▶ **Task input**
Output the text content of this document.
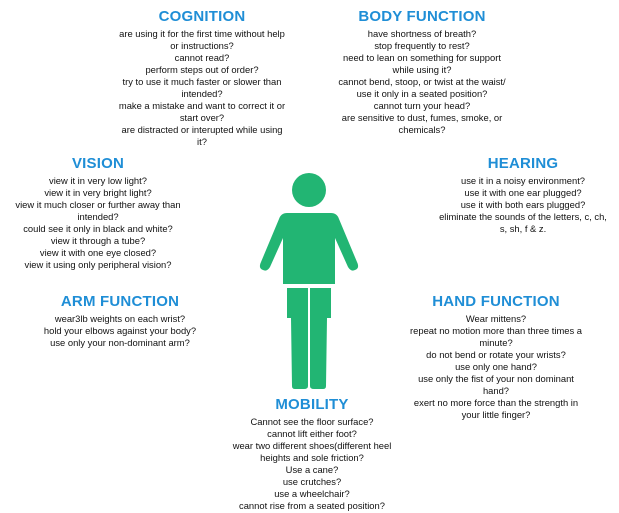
COGNITION
are using it for the first time without help
or instructions?
cannot read?
perform steps out of order?
try to use it much faster or slower than
intended?
make a mistake and want to correct it or
start over?
are distracted or interupted while using
it?
BODY FUNCTION
have shortness of breath?
stop frequently to rest?
need to lean on something for support
while using it?
cannot bend, stoop, or twist at the waist/
use it only in a seated position?
cannot turn your head?
are sensitive to dust, fumes, smoke, or
chemicals?
VISION
view it in very low light?
view it in very bright light?
view it much closer or further away than
intended?
could see it only in black and white?
view it through a tube?
view it with one eye closed?
view it using only peripheral vision?
HEARING
use it in a noisy environment?
use it with one ear plugged?
use it with both ears plugged?
eliminate the sounds of the letters, c, ch,
s, sh, f & z.
ARM FUNCTION
wear3lb weights on each wrist?
hold your elbows against your body?
use only your non-dominant arm?
HAND FUNCTION
Wear mittens?
repeat no motion more than three times a
minute?
do not bend or rotate your wrists?
use only one hand?
use only the fist of your non dominant
hand?
exert no more force than the strength in
your little finger?
MOBILITY
Cannot see the floor surface?
cannot lift either foot?
wear two different shoes(different heel
heights and sole friction?
Use a cane?
use crutches?
use a wheelchair?
cannot rise from a seated position?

▶ **Exercise instructions**
Find every line that holds "while" and copy it.

▶ **Answer**
are distracted or interupted while using
while using it?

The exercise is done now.